--- Begin ---
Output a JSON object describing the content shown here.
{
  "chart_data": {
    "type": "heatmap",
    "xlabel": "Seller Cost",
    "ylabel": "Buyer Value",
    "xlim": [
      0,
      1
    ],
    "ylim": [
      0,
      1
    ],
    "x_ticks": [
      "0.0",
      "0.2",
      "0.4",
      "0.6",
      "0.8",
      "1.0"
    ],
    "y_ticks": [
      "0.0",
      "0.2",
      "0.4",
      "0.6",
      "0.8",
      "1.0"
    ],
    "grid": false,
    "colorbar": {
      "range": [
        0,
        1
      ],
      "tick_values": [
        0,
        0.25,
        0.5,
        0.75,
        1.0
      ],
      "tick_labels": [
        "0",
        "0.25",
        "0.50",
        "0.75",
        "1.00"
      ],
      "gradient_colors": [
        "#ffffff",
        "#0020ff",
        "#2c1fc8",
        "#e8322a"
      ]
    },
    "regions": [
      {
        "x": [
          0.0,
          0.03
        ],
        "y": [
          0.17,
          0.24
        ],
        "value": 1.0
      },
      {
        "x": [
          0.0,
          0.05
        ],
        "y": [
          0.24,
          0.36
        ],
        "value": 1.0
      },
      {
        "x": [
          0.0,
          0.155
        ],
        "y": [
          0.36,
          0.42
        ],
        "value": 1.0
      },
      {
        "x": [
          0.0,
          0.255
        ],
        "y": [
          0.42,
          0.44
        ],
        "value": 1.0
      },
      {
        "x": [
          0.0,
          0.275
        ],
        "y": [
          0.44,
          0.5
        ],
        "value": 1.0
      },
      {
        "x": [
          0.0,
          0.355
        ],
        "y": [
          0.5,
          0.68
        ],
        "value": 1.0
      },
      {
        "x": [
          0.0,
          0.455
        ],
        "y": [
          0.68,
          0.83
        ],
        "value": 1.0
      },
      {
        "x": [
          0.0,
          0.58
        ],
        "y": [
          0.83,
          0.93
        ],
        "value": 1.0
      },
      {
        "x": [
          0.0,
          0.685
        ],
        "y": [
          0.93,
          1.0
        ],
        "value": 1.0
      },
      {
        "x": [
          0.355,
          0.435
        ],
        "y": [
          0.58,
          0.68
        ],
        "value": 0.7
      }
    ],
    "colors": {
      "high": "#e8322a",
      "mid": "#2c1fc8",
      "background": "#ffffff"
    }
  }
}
--- End ---
Quote each line of the data above exactly as written.

• Solution:
Output a JSON object describing the content shown here.
{
  "chart_data": {
    "type": "heatmap",
    "xlabel": "Seller Cost",
    "ylabel": "Buyer Value",
    "xlim": [
      0,
      1
    ],
    "ylim": [
      0,
      1
    ],
    "x_ticks": [
      "0.0",
      "0.2",
      "0.4",
      "0.6",
      "0.8",
      "1.0"
    ],
    "y_ticks": [
      "0.0",
      "0.2",
      "0.4",
      "0.6",
      "0.8",
      "1.0"
    ],
    "grid": false,
    "colorbar": {
      "range": [
        0,
        1
      ],
      "tick_values": [
        0,
        0.25,
        0.5,
        0.75,
        1.0
      ],
      "tick_labels": [
        "0",
        "0.25",
        "0.50",
        "0.75",
        "1.00"
      ],
      "gradient_colors": [
        "#ffffff",
        "#0020ff",
        "#2c1fc8",
        "#e8322a"
      ]
    },
    "regions": [
      {
        "x": [
          0.0,
          0.03
        ],
        "y": [
          0.17,
          0.24
        ],
        "value": 1.0
      },
      {
        "x": [
          0.0,
          0.05
        ],
        "y": [
          0.24,
          0.36
        ],
        "value": 1.0
      },
      {
        "x": [
          0.0,
          0.155
        ],
        "y": [
          0.36,
          0.42
        ],
        "value": 1.0
      },
      {
        "x": [
          0.0,
          0.255
        ],
        "y": [
          0.42,
          0.44
        ],
        "value": 1.0
      },
      {
        "x": [
          0.0,
          0.275
        ],
        "y": [
          0.44,
          0.5
        ],
        "value": 1.0
      },
      {
        "x": [
          0.0,
          0.355
        ],
        "y": [
          0.5,
          0.68
        ],
        "value": 1.0
      },
      {
        "x": [
          0.0,
          0.455
        ],
        "y": [
          0.68,
          0.83
        ],
        "value": 1.0
      },
      {
        "x": [
          0.0,
          0.58
        ],
        "y": [
          0.83,
          0.93
        ],
        "value": 1.0
      },
      {
        "x": [
          0.0,
          0.685
        ],
        "y": [
          0.93,
          1.0
        ],
        "value": 1.0
      },
      {
        "x": [
          0.355,
          0.435
        ],
        "y": [
          0.58,
          0.68
        ],
        "value": 0.7
      }
    ],
    "colors": {
      "high": "#e8322a",
      "mid": "#2c1fc8",
      "background": "#ffffff"
    }
  }
}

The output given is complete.